■ Passage shown ■
● ● ● ● ● ● ●

Ethical marketing guidelines
Purpose and scope
Marketing shapes what people believe about the places they visit, the communities they encounter, and the companies they trust. These guidelines set out how 50 Degrees North thinks about its responsibilities as a marketer of Nordic travel, written to be honest about where we are today, not only where we aspire to be.
They apply to all staff, freelancers, and external agencies producing content or communications on our behalf, across all channels: website, email, social media, print, trade presentations, and press. Operational and sales practices are addressed in separate policies.
We communicate externally in English, using UK English across our website and materials. We use US English only where a piece is specifically directed at North American audiences. The term guidance in these guidelines applies across both conventions.
We will publish progress against these commitments in our annual Impact Report which can be found on our Sustainable Tourism page.
Accuracy and honesty
We only say things we can substantiate. This applies to claims about our products, our sustainability credentials, our pricing, and the destinations we sell.
- We do not use superlatives we cannot support. "The best," "the only," "the most" require evidence. Where such claims appear in our copy, they must be verifiable.
- We do not use language that overstates our sustainability credentials. Being a Certified B Corporation, a Travelife Partner, and a Glasgow Declaration signatory means we are committed to improving, not that we have already solved the problem.

● ● ● ● ● ● ●

■ Extracted records ■
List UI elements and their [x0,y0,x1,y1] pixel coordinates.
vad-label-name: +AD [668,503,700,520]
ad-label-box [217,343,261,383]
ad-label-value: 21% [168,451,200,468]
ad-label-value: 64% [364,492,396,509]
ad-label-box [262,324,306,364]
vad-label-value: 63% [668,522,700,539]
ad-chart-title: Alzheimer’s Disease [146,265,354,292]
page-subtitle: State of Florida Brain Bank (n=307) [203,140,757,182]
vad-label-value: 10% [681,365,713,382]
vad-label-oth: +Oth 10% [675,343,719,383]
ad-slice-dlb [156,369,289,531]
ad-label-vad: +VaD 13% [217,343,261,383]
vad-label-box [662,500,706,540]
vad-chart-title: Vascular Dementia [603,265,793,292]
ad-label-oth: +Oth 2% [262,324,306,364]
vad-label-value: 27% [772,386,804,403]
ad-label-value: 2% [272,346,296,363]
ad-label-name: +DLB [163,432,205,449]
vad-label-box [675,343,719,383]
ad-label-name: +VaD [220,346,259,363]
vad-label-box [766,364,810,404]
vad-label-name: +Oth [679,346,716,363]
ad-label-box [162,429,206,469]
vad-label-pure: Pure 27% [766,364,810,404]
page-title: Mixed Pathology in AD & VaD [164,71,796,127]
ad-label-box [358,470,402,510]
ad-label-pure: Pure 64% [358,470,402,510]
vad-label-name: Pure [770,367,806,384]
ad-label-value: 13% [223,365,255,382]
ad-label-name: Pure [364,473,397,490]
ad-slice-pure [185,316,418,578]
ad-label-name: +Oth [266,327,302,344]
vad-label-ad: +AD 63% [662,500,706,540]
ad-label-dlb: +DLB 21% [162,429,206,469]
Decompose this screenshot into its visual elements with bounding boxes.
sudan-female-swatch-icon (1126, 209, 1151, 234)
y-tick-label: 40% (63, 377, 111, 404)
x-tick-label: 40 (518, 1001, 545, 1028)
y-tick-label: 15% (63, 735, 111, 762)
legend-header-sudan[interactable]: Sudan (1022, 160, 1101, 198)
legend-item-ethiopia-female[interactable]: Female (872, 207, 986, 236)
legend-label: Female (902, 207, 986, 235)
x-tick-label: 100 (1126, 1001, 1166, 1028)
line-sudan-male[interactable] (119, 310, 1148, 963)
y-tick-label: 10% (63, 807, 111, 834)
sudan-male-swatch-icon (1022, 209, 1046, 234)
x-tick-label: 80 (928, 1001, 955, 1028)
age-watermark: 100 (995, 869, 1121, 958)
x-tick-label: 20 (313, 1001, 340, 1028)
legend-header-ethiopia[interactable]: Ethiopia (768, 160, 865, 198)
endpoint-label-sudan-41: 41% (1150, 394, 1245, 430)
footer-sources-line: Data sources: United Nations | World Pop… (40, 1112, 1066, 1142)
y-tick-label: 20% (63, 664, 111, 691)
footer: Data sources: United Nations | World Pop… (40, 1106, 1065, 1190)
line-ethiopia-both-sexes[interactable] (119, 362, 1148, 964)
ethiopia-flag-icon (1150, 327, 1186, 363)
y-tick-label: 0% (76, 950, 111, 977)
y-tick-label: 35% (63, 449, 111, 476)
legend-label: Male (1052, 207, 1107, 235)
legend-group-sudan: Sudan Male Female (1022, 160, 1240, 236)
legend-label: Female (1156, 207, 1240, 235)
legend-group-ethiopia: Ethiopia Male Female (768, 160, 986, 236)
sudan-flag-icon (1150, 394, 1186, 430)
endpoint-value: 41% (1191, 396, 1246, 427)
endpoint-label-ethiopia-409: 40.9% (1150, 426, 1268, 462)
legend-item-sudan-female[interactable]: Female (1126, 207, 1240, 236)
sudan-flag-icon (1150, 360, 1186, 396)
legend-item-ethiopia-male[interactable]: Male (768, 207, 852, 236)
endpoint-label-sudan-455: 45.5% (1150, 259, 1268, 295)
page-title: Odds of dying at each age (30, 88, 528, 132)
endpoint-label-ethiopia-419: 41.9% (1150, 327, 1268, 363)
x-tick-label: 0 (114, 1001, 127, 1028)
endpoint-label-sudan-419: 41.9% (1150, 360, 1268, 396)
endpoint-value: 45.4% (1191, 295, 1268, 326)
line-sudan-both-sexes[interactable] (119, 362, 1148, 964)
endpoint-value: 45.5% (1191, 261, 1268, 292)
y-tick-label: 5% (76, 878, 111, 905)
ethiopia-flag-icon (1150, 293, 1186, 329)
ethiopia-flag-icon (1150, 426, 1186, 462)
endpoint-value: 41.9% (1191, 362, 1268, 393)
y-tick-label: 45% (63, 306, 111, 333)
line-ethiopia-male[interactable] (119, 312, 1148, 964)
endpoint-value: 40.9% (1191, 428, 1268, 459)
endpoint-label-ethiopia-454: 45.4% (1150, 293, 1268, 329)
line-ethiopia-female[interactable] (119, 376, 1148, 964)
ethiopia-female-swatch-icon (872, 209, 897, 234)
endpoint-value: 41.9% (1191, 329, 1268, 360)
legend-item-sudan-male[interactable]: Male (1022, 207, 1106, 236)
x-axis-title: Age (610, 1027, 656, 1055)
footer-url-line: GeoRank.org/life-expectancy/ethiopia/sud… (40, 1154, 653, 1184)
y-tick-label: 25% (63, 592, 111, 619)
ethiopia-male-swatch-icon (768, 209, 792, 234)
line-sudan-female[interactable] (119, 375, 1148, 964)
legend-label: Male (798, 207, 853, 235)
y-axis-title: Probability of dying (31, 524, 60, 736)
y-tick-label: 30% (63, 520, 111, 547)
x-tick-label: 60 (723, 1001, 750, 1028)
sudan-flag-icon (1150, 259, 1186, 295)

● ● ● ● ● ● ●

■ Task objective ■
Extend the ethical marketing guidelines above past their last sentence.

■ Expected answer ■
- We acknowledge openly that international travel contributes to the climate crisis. Flying to places like Scandinavia or Iceland has a carbon cost. We do not obscure this, and we provide carbon label data on our small group tours so that travellers can make more informed decisions.
- We do not describe a product, accommodation, or experience in a way that would not be recognised by someone who actually experienced it.
- We correct errors promptly when they are identified, in copy, in imagery captions, and in facts cited about destinations.
- We do not stay quiet about what we have genuinely achieved. Our sustainability claims are grounded in evidence, transparent in their scope, and not manipulated to appear more significant than they are. Communicating real progress honestly is part of what transparency requires.
- We avoid terms such as 'carbon neutral,' 'net zero,' and 'climate positive' as descriptors for our holidays or our business overall. These claims face regulatory challenge across our key source markets and cannot currently be substantiated by any international travel operator. Where we use carbon labels on specific tours, we show the actual emissions figure and make no neutrality claim.
Transparency about what we are
We are a specialist Nordic tour operator and travel specialist, not an independent local guide or a charity. We are a commercial business, and we are honest about that.
- We do not imply that all of our destination specialists are Nordic-born. Many are; some are specialists who have lived and worked in the region. Both are genuine; neither should be misrepresented as the other.
- We do not apply "small group" framing without context. Our small group tours are capped at 18 travellers. While there is no single industry standard, the term most commonly implies groups of 12 to 16 in the adventure and cultural touring sector. We use the label honestly and provide the specific cap on all product pages.
- We do not apply carbon labels to tours where the data has not been properly calculated. The label is meaningful only if it is accurate.
Respectful representation of place and people
The Nordic region is not a backdrop. Its landscapes, communities, cultures, and histories belong to the people who live there, and our marketing should reflect that.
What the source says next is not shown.